Give the number of lines that contain the string "точки", please, and nothing else.

◆ ◆ ◆ ◆ ◆

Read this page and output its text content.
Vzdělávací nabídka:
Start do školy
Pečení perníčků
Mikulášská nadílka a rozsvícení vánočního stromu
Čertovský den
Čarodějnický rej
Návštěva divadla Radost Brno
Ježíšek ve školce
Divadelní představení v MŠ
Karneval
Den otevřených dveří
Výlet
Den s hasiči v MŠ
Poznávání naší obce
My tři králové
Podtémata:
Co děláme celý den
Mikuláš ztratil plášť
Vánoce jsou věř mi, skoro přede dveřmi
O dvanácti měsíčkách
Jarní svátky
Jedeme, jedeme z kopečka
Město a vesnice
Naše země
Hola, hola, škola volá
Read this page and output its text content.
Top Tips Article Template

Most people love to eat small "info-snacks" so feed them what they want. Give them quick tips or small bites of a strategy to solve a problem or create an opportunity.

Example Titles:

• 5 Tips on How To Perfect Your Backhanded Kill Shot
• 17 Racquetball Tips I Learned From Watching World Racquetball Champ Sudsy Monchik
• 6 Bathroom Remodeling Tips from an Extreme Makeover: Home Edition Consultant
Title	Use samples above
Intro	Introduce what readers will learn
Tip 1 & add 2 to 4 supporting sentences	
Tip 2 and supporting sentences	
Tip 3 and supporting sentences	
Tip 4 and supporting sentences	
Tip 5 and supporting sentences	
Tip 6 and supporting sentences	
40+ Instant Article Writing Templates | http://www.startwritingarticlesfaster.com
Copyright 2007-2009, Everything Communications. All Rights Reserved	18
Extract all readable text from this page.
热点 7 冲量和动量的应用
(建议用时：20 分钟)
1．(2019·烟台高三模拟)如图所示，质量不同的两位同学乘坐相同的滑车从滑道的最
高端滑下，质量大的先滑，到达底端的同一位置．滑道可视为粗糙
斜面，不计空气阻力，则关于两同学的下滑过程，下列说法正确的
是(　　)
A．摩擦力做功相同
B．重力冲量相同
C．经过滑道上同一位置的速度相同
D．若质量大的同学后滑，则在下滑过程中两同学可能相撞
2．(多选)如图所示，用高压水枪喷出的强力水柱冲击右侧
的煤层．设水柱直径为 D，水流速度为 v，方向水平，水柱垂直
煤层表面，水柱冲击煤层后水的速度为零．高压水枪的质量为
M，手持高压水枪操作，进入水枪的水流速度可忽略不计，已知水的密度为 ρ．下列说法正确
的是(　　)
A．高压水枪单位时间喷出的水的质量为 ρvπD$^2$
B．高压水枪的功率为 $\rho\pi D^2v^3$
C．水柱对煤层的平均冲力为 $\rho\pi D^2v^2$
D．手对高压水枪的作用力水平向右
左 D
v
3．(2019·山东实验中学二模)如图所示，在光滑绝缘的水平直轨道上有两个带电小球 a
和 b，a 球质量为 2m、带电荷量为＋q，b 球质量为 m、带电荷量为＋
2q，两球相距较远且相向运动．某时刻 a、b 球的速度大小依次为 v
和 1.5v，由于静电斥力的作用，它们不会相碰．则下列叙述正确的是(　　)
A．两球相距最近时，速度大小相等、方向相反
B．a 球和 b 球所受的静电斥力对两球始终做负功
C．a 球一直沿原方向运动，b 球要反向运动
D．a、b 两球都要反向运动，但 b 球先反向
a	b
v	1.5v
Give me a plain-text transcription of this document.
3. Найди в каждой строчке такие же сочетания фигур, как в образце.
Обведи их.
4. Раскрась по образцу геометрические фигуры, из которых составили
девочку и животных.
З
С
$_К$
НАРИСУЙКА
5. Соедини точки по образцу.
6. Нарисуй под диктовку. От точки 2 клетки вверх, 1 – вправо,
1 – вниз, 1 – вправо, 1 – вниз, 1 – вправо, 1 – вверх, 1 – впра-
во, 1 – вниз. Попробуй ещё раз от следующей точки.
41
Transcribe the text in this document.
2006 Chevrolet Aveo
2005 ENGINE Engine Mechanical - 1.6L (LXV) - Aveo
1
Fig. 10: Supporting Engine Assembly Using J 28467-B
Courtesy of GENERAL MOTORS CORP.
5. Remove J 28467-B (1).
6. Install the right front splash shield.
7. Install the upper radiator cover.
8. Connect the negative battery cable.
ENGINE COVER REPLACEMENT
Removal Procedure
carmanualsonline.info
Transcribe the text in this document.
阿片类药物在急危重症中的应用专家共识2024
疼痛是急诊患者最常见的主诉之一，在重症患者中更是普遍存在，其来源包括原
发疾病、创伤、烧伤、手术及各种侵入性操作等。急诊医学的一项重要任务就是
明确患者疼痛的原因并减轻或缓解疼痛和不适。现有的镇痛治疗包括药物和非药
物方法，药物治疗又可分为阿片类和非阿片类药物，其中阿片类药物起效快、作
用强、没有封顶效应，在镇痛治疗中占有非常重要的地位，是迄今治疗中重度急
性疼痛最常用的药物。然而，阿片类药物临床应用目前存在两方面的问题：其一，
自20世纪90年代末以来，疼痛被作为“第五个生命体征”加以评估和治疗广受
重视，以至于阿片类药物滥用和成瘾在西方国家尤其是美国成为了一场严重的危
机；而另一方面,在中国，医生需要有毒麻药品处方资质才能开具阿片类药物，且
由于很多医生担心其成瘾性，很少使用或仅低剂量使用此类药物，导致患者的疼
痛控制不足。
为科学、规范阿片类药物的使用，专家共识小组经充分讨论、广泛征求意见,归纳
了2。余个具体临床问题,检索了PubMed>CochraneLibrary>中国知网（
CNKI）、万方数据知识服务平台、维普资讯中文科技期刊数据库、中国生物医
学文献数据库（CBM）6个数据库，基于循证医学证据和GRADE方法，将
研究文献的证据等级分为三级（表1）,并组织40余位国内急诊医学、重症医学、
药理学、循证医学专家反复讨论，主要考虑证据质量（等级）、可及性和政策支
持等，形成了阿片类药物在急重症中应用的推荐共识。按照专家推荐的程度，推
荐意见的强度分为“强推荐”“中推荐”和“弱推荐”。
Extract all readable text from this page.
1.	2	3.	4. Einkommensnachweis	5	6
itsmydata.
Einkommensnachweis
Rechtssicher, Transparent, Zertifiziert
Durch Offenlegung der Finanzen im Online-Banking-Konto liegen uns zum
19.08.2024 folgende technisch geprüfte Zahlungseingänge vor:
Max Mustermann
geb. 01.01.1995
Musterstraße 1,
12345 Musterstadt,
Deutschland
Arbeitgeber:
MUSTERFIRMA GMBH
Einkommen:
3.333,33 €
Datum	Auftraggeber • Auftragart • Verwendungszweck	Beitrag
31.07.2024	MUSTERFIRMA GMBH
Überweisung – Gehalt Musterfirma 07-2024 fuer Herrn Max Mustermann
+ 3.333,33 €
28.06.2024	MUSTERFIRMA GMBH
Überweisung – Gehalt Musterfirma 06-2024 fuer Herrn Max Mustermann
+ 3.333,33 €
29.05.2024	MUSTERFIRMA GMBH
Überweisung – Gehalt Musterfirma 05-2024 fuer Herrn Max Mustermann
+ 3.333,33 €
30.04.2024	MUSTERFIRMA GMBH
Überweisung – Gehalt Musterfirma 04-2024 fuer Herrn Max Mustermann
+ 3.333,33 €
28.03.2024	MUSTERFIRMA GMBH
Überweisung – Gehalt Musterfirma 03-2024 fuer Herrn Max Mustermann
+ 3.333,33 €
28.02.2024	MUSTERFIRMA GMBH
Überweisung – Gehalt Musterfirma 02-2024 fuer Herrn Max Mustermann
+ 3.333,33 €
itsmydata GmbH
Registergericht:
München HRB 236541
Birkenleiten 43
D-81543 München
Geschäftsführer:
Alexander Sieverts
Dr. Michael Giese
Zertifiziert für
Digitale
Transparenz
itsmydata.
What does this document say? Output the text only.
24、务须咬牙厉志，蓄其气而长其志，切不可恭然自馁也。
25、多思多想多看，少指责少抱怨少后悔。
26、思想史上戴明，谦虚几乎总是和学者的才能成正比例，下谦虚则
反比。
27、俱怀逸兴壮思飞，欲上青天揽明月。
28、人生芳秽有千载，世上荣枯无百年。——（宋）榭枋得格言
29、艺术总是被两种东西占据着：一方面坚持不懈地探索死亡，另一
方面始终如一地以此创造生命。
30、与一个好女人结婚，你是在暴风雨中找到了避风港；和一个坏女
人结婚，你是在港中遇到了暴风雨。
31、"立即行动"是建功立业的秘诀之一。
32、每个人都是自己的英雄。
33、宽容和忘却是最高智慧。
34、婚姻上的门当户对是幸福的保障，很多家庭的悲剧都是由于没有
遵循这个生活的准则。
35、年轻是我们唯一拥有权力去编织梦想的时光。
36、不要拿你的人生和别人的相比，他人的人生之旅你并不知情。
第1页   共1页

◆ ◆ ◆ ◆ ◆

## [Output below]
3